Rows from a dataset

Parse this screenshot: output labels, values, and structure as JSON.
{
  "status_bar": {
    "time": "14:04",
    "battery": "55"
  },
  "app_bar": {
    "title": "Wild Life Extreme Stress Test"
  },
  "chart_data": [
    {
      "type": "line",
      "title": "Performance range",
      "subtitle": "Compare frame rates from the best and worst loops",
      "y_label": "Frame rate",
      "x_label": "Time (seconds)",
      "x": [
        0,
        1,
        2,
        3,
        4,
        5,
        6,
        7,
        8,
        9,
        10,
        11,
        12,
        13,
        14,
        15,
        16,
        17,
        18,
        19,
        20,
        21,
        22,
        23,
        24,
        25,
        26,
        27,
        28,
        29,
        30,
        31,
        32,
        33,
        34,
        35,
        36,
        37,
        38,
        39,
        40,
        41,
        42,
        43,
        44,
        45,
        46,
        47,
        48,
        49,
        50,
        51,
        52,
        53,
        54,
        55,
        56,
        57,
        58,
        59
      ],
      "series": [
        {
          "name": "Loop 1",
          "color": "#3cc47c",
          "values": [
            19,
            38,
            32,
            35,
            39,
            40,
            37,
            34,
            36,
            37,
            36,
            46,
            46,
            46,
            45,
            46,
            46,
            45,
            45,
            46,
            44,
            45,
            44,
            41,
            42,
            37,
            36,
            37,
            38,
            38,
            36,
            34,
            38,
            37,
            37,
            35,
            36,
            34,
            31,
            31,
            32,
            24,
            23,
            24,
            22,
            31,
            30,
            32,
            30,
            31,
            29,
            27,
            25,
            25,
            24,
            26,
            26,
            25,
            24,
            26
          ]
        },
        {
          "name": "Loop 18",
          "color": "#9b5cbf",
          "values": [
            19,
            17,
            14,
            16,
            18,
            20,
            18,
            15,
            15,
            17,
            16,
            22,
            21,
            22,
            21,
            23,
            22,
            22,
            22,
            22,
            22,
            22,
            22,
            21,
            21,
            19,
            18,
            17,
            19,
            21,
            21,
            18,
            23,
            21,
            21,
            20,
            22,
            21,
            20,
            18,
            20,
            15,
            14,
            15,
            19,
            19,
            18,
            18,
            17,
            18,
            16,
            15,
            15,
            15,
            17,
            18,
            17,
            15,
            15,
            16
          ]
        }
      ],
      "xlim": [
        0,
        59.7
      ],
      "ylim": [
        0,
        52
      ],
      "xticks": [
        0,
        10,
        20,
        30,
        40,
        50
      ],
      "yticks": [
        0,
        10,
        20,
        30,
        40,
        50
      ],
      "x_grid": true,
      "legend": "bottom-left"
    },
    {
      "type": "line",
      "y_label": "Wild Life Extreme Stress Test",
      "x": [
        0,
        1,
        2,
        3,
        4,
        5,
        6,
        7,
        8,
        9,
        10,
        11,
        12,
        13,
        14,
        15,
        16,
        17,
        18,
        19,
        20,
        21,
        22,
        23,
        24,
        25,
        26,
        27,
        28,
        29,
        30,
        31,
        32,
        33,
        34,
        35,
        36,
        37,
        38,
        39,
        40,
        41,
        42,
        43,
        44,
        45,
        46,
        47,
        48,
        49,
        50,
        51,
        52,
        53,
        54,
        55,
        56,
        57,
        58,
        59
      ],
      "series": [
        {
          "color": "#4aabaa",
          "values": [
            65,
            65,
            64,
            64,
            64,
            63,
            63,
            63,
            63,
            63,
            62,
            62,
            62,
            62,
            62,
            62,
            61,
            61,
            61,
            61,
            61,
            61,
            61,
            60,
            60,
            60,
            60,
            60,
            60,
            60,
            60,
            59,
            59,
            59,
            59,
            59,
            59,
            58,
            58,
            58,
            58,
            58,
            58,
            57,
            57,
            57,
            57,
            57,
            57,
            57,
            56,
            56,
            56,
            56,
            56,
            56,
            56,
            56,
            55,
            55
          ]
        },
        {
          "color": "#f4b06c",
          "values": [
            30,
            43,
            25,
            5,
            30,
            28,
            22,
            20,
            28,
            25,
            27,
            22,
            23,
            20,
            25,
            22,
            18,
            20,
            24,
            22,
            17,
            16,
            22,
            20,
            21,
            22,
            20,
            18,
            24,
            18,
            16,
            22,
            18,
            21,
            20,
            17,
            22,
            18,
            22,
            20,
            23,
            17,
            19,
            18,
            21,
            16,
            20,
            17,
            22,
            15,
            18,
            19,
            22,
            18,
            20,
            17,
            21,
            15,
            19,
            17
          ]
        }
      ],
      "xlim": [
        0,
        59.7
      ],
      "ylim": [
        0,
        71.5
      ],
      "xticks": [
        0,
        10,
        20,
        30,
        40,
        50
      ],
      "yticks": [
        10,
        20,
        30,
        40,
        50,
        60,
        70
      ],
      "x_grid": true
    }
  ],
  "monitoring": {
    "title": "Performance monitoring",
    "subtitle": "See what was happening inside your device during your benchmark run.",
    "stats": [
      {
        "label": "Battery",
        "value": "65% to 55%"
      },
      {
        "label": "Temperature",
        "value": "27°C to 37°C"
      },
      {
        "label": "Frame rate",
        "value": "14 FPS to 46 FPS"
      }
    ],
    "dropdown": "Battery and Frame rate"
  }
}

Given exercise:
Among the records above, how many lines carry the string "Life"? Reply with the number alone.

Worked answer:
2